Objective :: Skip the pictures. Transcribe the rest of the data below without changing a word.

Stored data entries
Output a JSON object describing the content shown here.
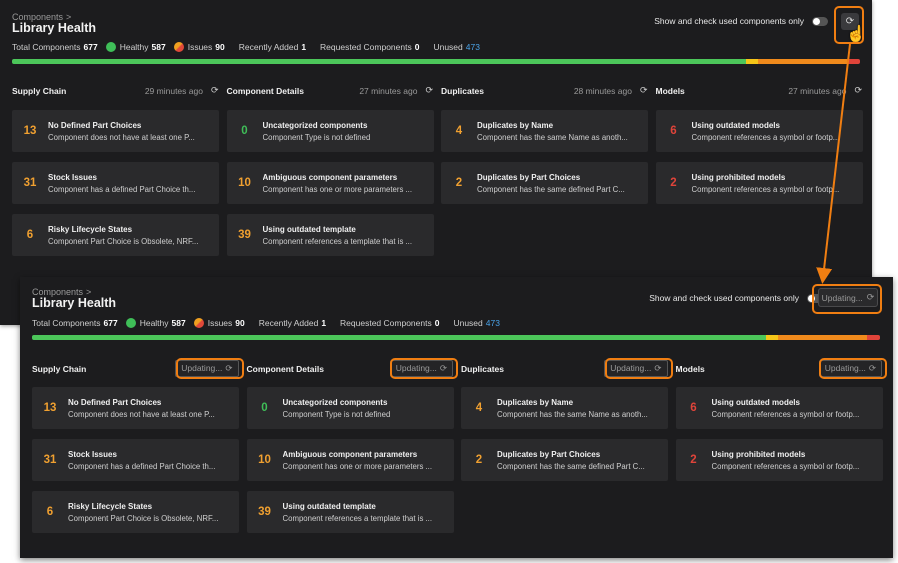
{
  "breadcrumb": "Components",
  "breadcrumb_chevron": ">",
  "page_title": "Library Health",
  "toggle_label": "Show and check used components only",
  "refresh_glyph": "⟳",
  "updating_label": "Updating...",
  "stats": {
    "total_label": "Total Components",
    "total": "677",
    "healthy_label": "Healthy",
    "healthy": "587",
    "issues_label": "Issues",
    "issues": "90",
    "recent_label": "Recently Added",
    "recent": "1",
    "requested_label": "Requested Components",
    "requested": "0",
    "unused_label": "Unused",
    "unused": "473"
  },
  "health_bar": {
    "healthy_pct": 86.6,
    "yellow_pct": 1.4,
    "orange_pct": 10.5,
    "red_pct": 1.5
  },
  "sections": [
    {
      "name": "Supply Chain",
      "time": "29 minutes ago",
      "cards": [
        {
          "count": "13",
          "title": "No Defined Part Choices",
          "desc": "Component does not have at least one P...",
          "color": "orange"
        },
        {
          "count": "31",
          "title": "Stock Issues",
          "desc": "Component has a defined Part Choice th...",
          "color": "orange"
        },
        {
          "count": "6",
          "title": "Risky Lifecycle States",
          "desc": "Component Part Choice is Obsolete, NRF...",
          "color": "orange"
        }
      ]
    },
    {
      "name": "Component Details",
      "time": "27 minutes ago",
      "cards": [
        {
          "count": "0",
          "title": "Uncategorized components",
          "desc": "Component Type is not defined",
          "color": "green"
        },
        {
          "count": "10",
          "title": "Ambiguous component parameters",
          "desc": "Component has one or more parameters ...",
          "color": "orange"
        },
        {
          "count": "39",
          "title": "Using outdated template",
          "desc": "Component references a template that is ...",
          "color": "orange"
        }
      ]
    },
    {
      "name": "Duplicates",
      "time": "28 minutes ago",
      "cards": [
        {
          "count": "4",
          "title": "Duplicates by Name",
          "desc": "Component has the same Name as anoth...",
          "color": "orange"
        },
        {
          "count": "2",
          "title": "Duplicates by Part Choices",
          "desc": "Component has the same defined Part C...",
          "color": "orange"
        }
      ]
    },
    {
      "name": "Models",
      "time": "27 minutes ago",
      "cards": [
        {
          "count": "6",
          "title": "Using outdated models",
          "desc": "Component references a symbol or footp...",
          "color": "red"
        },
        {
          "count": "2",
          "title": "Using prohibited models",
          "desc": "Component references a symbol or footp...",
          "color": "red"
        }
      ]
    }
  ],
  "colors": {
    "accent_orange": "#f07e12",
    "healthy_green": "#3fbe58",
    "issue_red": "#e0443a",
    "unused_blue": "#4aa3e8"
  }
}
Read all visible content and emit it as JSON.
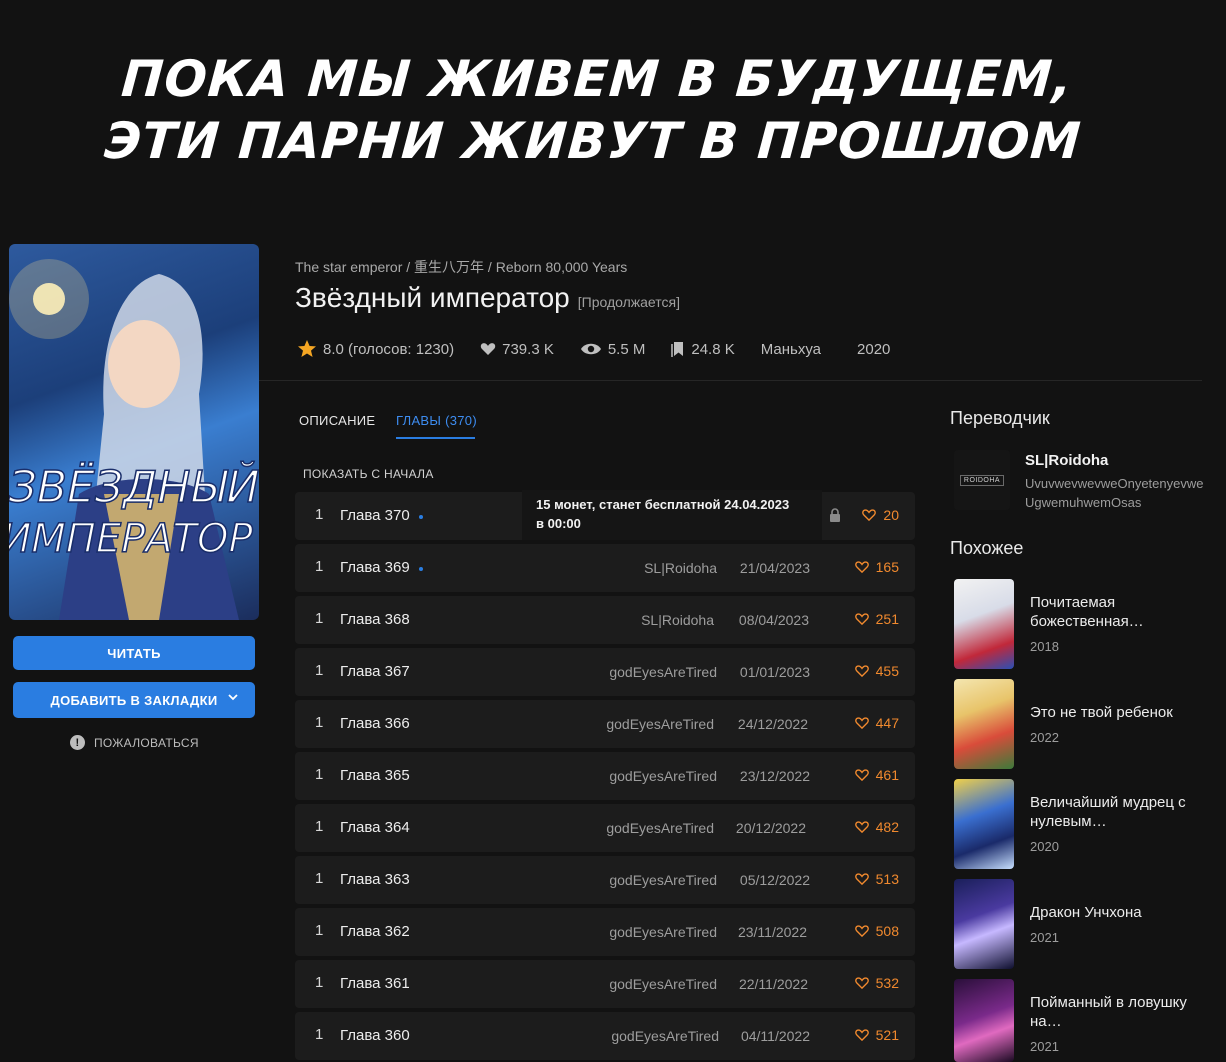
{
  "caption": {
    "line1": "ПОКА МЫ ЖИВЕМ В БУДУЩЕМ,",
    "line2": "ЭТИ ПАРНИ ЖИВУТ В ПРОШЛОМ"
  },
  "cover": {
    "text_line1": "ЗВЁЗДНЫЙ",
    "text_line2": "ИМПЕРАТОР"
  },
  "actions": {
    "read_label": "ЧИТАТЬ",
    "bookmark_label": "ДОБАВИТЬ В ЗАКЛАДКИ",
    "report_label": "ПОЖАЛОВАТЬСЯ"
  },
  "manga": {
    "alt_names": "The star emperor / 重生八万年 / Reborn 80,000 Years",
    "title": "Звёздный император",
    "status": "[Продолжается]",
    "rating": "8.0 (голосов: 1230)",
    "likes": "739.3 K",
    "views": "5.5 M",
    "bookmarks": "24.8 K",
    "type": "Маньхуа",
    "year": "2020"
  },
  "tabs": {
    "description": "ОПИСАНИЕ",
    "chapters": "ГЛАВЫ (370)"
  },
  "list": {
    "from_start": "ПОКАЗАТЬ С НАЧАЛА"
  },
  "chapters": [
    {
      "vol": "1",
      "name": "Глава 370",
      "paid_line1": "15 монет, станет бесплатной 24.04.2023",
      "paid_line2": "в 00:00",
      "likes": "20"
    },
    {
      "vol": "1",
      "name": "Глава 369",
      "user": "SL|Roidoha",
      "date": "21/04/2023",
      "likes": "165"
    },
    {
      "vol": "1",
      "name": "Глава 368",
      "user": "SL|Roidoha",
      "date": "08/04/2023",
      "likes": "251"
    },
    {
      "vol": "1",
      "name": "Глава 367",
      "user": "godEyesAreTired",
      "date": "01/01/2023",
      "likes": "455"
    },
    {
      "vol": "1",
      "name": "Глава 366",
      "user": "godEyesAreTired",
      "date": "24/12/2022",
      "likes": "447"
    },
    {
      "vol": "1",
      "name": "Глава 365",
      "user": "godEyesAreTired",
      "date": "23/12/2022",
      "likes": "461"
    },
    {
      "vol": "1",
      "name": "Глава 364",
      "user": "godEyesAreTired",
      "date": "20/12/2022",
      "likes": "482"
    },
    {
      "vol": "1",
      "name": "Глава 363",
      "user": "godEyesAreTired",
      "date": "05/12/2022",
      "likes": "513"
    },
    {
      "vol": "1",
      "name": "Глава 362",
      "user": "godEyesAreTired",
      "date": "23/11/2022",
      "likes": "508"
    },
    {
      "vol": "1",
      "name": "Глава 361",
      "user": "godEyesAreTired",
      "date": "22/11/2022",
      "likes": "532"
    },
    {
      "vol": "1",
      "name": "Глава 360",
      "user": "godEyesAreTired",
      "date": "04/11/2022",
      "likes": "521"
    }
  ],
  "sidebar": {
    "translator_heading": "Переводчик",
    "translator_logo_text": "ROIDOHA",
    "translator_name": "SL|Roidoha",
    "translator_desc": "UvuvwevwevweOnyetenyevweUgwemuhwemOsas",
    "similar_heading": "Похожее",
    "similar": [
      {
        "title": "Почитаемая божественная…",
        "year": "2018"
      },
      {
        "title": "Это не твой ребенок",
        "year": "2022"
      },
      {
        "title": "Величайший мудрец с нулевым…",
        "year": "2020"
      },
      {
        "title": "Дракон Унчхона",
        "year": "2021"
      },
      {
        "title": "Пойманный в ловушку на…",
        "year": "2021"
      }
    ]
  },
  "colors": {
    "accent": "#2a7de1",
    "like": "#f0892e",
    "background": "#121212",
    "row": "#1c1c1c"
  }
}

Task output ::
Output a JSON object describing the content shown here.
{
  "breadcrumb": "Components",
  "breadcrumb_chevron": ">",
  "page_title": "Library Health",
  "toggle_label": "Show and check used components only",
  "refresh_glyph": "⟳",
  "updating_label": "Updating...",
  "stats": {
    "total_label": "Total Components",
    "total": "677",
    "healthy_label": "Healthy",
    "healthy": "587",
    "issues_label": "Issues",
    "issues": "90",
    "recent_label": "Recently Added",
    "recent": "1",
    "requested_label": "Requested Components",
    "requested": "0",
    "unused_label": "Unused",
    "unused": "473"
  },
  "health_bar": {
    "healthy_pct": 86.6,
    "yellow_pct": 1.4,
    "orange_pct": 10.5,
    "red_pct": 1.5
  },
  "sections": [
    {
      "name": "Supply Chain",
      "time": "29 minutes ago",
      "cards": [
        {
          "count": "13",
          "title": "No Defined Part Choices",
          "desc": "Component does not have at least one P...",
          "color": "orange"
        },
        {
          "count": "31",
          "title": "Stock Issues",
          "desc": "Component has a defined Part Choice th...",
          "color": "orange"
        },
        {
          "count": "6",
          "title": "Risky Lifecycle States",
          "desc": "Component Part Choice is Obsolete, NRF...",
          "color": "orange"
        }
      ]
    },
    {
      "name": "Component Details",
      "time": "27 minutes ago",
      "cards": [
        {
          "count": "0",
          "title": "Uncategorized components",
          "desc": "Component Type is not defined",
          "color": "green"
        },
        {
          "count": "10",
          "title": "Ambiguous component parameters",
          "desc": "Component has one or more parameters ...",
          "color": "orange"
        },
        {
          "count": "39",
          "title": "Using outdated template",
          "desc": "Component references a template that is ...",
          "color": "orange"
        }
      ]
    },
    {
      "name": "Duplicates",
      "time": "28 minutes ago",
      "cards": [
        {
          "count": "4",
          "title": "Duplicates by Name",
          "desc": "Component has the same Name as anoth...",
          "color": "orange"
        },
        {
          "count": "2",
          "title": "Duplicates by Part Choices",
          "desc": "Component has the same defined Part C...",
          "color": "orange"
        }
      ]
    },
    {
      "name": "Models",
      "time": "27 minutes ago",
      "cards": [
        {
          "count": "6",
          "title": "Using outdated models",
          "desc": "Component references a symbol or footp...",
          "color": "red"
        },
        {
          "count": "2",
          "title": "Using prohibited models",
          "desc": "Component references a symbol or footp...",
          "color": "red"
        }
      ]
    }
  ],
  "colors": {
    "accent_orange": "#f07e12",
    "healthy_green": "#3fbe58",
    "issue_red": "#e0443a",
    "unused_blue": "#4aa3e8"
  }
}
Read all visible content and emit it as JSON.
{
  "caption": {
    "line1": "ПОКА МЫ ЖИВЕМ В БУДУЩЕМ,",
    "line2": "ЭТИ ПАРНИ ЖИВУТ В ПРОШЛОМ"
  },
  "cover": {
    "text_line1": "ЗВЁЗДНЫЙ",
    "text_line2": "ИМПЕРАТОР"
  },
  "actions": {
    "read_label": "ЧИТАТЬ",
    "bookmark_label": "ДОБАВИТЬ В ЗАКЛАДКИ",
    "report_label": "ПОЖАЛОВАТЬСЯ"
  },
  "manga": {
    "alt_names": "The star emperor / 重生八万年 / Reborn 80,000 Years",
    "title": "Звёздный император",
    "status": "[Продолжается]",
    "rating": "8.0 (голосов: 1230)",
    "likes": "739.3 K",
    "views": "5.5 M",
    "bookmarks": "24.8 K",
    "type": "Маньхуа",
    "year": "2020"
  },
  "tabs": {
    "description": "ОПИСАНИЕ",
    "chapters": "ГЛАВЫ (370)"
  },
  "list": {
    "from_start": "ПОКАЗАТЬ С НАЧАЛА"
  },
  "chapters": [
    {
      "vol": "1",
      "name": "Глава 370",
      "paid_line1": "15 монет, станет бесплатной 24.04.2023",
      "paid_line2": "в 00:00",
      "likes": "20"
    },
    {
      "vol": "1",
      "name": "Глава 369",
      "user": "SL|Roidoha",
      "date": "21/04/2023",
      "likes": "165"
    },
    {
      "vol": "1",
      "name": "Глава 368",
      "user": "SL|Roidoha",
      "date": "08/04/2023",
      "likes": "251"
    },
    {
      "vol": "1",
      "name": "Глава 367",
      "user": "godEyesAreTired",
      "date": "01/01/2023",
      "likes": "455"
    },
    {
      "vol": "1",
      "name": "Глава 366",
      "user": "godEyesAreTired",
      "date": "24/12/2022",
      "likes": "447"
    },
    {
      "vol": "1",
      "name": "Глава 365",
      "user": "godEyesAreTired",
      "date": "23/12/2022",
      "likes": "461"
    },
    {
      "vol": "1",
      "name": "Глава 364",
      "user": "godEyesAreTired",
      "date": "20/12/2022",
      "likes": "482"
    },
    {
      "vol": "1",
      "name": "Глава 363",
      "user": "godEyesAreTired",
      "date": "05/12/2022",
      "likes": "513"
    },
    {
      "vol": "1",
      "name": "Глава 362",
      "user": "godEyesAreTired",
      "date": "23/11/2022",
      "likes": "508"
    },
    {
      "vol": "1",
      "name": "Глава 361",
      "user": "godEyesAreTired",
      "date": "22/11/2022",
      "likes": "532"
    },
    {
      "vol": "1",
      "name": "Глава 360",
      "user": "godEyesAreTired",
      "date": "04/11/2022",
      "likes": "521"
    }
  ],
  "sidebar": {
    "translator_heading": "Переводчик",
    "translator_logo_text": "ROIDOHA",
    "translator_name": "SL|Roidoha",
    "translator_desc": "UvuvwevwevweOnyetenyevweUgwemuhwemOsas",
    "similar_heading": "Похожее",
    "similar": [
      {
        "title": "Почитаемая божественная…",
        "year": "2018"
      },
      {
        "title": "Это не твой ребенок",
        "year": "2022"
      },
      {
        "title": "Величайший мудрец с нулевым…",
        "year": "2020"
      },
      {
        "title": "Дракон Унчхона",
        "year": "2021"
      },
      {
        "title": "Пойманный в ловушку на…",
        "year": "2021"
      }
    ]
  },
  "colors": {
    "accent": "#2a7de1",
    "like": "#f0892e",
    "background": "#121212",
    "row": "#1c1c1c"
  }
}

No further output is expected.